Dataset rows
══════
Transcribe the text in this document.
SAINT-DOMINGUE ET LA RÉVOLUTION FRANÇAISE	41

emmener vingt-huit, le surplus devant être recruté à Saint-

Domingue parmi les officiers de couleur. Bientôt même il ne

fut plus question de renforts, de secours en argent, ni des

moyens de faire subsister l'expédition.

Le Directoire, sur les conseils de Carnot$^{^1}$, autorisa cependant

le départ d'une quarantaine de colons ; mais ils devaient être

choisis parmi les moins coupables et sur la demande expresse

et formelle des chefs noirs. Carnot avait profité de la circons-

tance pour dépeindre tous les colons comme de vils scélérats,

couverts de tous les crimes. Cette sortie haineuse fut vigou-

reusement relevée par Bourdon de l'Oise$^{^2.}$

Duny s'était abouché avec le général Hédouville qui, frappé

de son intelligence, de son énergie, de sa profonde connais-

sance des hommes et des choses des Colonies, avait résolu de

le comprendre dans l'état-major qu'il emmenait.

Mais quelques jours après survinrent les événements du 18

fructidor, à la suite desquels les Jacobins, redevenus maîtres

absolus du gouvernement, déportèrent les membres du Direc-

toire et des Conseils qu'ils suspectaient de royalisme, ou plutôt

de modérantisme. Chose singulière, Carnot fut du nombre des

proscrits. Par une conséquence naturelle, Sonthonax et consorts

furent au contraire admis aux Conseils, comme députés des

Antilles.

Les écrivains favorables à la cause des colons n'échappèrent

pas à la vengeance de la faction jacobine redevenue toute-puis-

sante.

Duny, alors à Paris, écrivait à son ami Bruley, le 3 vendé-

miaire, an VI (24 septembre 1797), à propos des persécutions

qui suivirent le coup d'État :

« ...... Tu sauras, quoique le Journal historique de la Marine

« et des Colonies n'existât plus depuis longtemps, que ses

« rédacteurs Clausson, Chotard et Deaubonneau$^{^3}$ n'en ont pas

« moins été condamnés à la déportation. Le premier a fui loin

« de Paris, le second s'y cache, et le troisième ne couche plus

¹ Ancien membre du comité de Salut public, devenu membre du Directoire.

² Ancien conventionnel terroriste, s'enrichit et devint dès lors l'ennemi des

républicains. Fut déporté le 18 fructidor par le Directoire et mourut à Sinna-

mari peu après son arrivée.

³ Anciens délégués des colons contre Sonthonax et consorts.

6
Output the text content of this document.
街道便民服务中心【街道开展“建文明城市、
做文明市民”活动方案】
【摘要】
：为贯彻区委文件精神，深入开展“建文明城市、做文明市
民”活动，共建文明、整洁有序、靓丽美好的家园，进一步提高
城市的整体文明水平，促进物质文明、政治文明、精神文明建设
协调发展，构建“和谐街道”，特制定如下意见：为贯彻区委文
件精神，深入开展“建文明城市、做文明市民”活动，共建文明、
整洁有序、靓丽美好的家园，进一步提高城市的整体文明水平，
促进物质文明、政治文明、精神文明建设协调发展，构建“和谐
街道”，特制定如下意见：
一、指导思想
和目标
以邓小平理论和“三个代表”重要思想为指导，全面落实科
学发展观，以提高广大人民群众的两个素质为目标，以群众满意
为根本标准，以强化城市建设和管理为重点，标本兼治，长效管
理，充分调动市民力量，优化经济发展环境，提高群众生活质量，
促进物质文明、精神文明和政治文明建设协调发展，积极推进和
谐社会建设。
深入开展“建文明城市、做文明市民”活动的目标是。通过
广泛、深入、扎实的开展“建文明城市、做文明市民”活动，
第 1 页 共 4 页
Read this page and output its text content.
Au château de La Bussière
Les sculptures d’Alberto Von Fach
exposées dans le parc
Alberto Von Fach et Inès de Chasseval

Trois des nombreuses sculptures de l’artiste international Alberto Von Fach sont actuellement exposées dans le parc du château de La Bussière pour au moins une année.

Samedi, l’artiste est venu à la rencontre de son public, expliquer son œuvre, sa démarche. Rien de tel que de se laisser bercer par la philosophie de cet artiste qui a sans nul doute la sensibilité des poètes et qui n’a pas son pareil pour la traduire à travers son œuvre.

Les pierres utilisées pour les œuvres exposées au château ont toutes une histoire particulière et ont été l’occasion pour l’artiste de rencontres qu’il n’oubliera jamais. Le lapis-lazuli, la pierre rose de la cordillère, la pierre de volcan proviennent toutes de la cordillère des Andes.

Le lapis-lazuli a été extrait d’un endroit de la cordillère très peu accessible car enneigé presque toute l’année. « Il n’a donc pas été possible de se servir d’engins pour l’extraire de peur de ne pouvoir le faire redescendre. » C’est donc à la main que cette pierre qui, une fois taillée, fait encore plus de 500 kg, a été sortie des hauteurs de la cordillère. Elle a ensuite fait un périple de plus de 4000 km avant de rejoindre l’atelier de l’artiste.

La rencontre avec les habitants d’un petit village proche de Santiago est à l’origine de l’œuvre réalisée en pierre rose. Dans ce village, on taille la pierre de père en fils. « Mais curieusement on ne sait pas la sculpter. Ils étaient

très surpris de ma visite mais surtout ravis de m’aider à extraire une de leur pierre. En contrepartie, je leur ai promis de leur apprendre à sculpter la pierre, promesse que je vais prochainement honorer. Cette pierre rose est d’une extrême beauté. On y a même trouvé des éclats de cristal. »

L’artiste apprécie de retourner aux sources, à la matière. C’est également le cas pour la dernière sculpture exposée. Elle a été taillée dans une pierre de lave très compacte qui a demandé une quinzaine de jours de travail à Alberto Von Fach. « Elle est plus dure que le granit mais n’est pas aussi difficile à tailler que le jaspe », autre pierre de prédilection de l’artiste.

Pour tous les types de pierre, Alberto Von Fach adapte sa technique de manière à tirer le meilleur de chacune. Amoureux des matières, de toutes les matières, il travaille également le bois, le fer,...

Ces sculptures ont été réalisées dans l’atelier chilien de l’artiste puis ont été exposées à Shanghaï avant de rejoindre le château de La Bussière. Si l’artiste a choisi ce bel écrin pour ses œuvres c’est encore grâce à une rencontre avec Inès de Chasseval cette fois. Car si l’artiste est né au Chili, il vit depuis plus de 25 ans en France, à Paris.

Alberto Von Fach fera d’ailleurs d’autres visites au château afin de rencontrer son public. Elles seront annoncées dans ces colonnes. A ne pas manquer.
══════
**WORK TO COMPLETE**
Where a line above contains the word "parc", copy that line.

**REPLY TO THE EXERCISE**
exposées dans le parc
Trois des nombreuses sculptures de l’artiste international Alberto Von Fach sont actuellement exposées dans le parc du château de La Bussière pour au moins une année.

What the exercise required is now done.